» Exercise goal
Extract all of the entries and give them again, word for word.
************
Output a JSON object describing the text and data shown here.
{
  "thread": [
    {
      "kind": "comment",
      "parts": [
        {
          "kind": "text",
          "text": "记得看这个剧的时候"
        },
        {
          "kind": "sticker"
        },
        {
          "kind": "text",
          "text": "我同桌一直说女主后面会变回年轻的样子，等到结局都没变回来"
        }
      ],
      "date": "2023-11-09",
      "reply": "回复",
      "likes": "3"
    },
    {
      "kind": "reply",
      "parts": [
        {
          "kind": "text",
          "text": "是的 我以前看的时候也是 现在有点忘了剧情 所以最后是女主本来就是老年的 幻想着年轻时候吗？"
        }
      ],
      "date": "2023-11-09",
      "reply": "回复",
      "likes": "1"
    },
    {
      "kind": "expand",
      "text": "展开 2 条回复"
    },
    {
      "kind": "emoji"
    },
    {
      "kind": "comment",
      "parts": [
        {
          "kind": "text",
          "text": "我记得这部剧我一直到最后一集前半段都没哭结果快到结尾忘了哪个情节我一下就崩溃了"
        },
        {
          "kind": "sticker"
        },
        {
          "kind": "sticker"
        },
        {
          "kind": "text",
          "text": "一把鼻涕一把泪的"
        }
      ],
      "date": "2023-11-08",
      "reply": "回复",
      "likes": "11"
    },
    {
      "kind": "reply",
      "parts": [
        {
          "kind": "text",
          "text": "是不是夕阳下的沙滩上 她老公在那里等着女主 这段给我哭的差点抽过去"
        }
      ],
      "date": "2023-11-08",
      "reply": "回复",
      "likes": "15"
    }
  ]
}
************
» Complete output
Output a JSON object describing the text and data shown here.
{
  "thread": [
    {
      "kind": "comment",
      "parts": [
        {
          "kind": "text",
          "text": "记得看这个剧的时候"
        },
        {
          "kind": "sticker"
        },
        {
          "kind": "text",
          "text": "我同桌一直说女主后面会变回年轻的样子，等到结局都没变回来"
        }
      ],
      "date": "2023-11-09",
      "reply": "回复",
      "likes": "3"
    },
    {
      "kind": "reply",
      "parts": [
        {
          "kind": "text",
          "text": "是的 我以前看的时候也是 现在有点忘了剧情 所以最后是女主本来就是老年的 幻想着年轻时候吗？"
        }
      ],
      "date": "2023-11-09",
      "reply": "回复",
      "likes": "1"
    },
    {
      "kind": "expand",
      "text": "展开 2 条回复"
    },
    {
      "kind": "emoji"
    },
    {
      "kind": "comment",
      "parts": [
        {
          "kind": "text",
          "text": "我记得这部剧我一直到最后一集前半段都没哭结果快到结尾忘了哪个情节我一下就崩溃了"
        },
        {
          "kind": "sticker"
        },
        {
          "kind": "sticker"
        },
        {
          "kind": "text",
          "text": "一把鼻涕一把泪的"
        }
      ],
      "date": "2023-11-08",
      "reply": "回复",
      "likes": "11"
    },
    {
      "kind": "reply",
      "parts": [
        {
          "kind": "text",
          "text": "是不是夕阳下的沙滩上 她老公在那里等着女主 这段给我哭的差点抽过去"
        }
      ],
      "date": "2023-11-08",
      "reply": "回复",
      "likes": "15"
    }
  ]
}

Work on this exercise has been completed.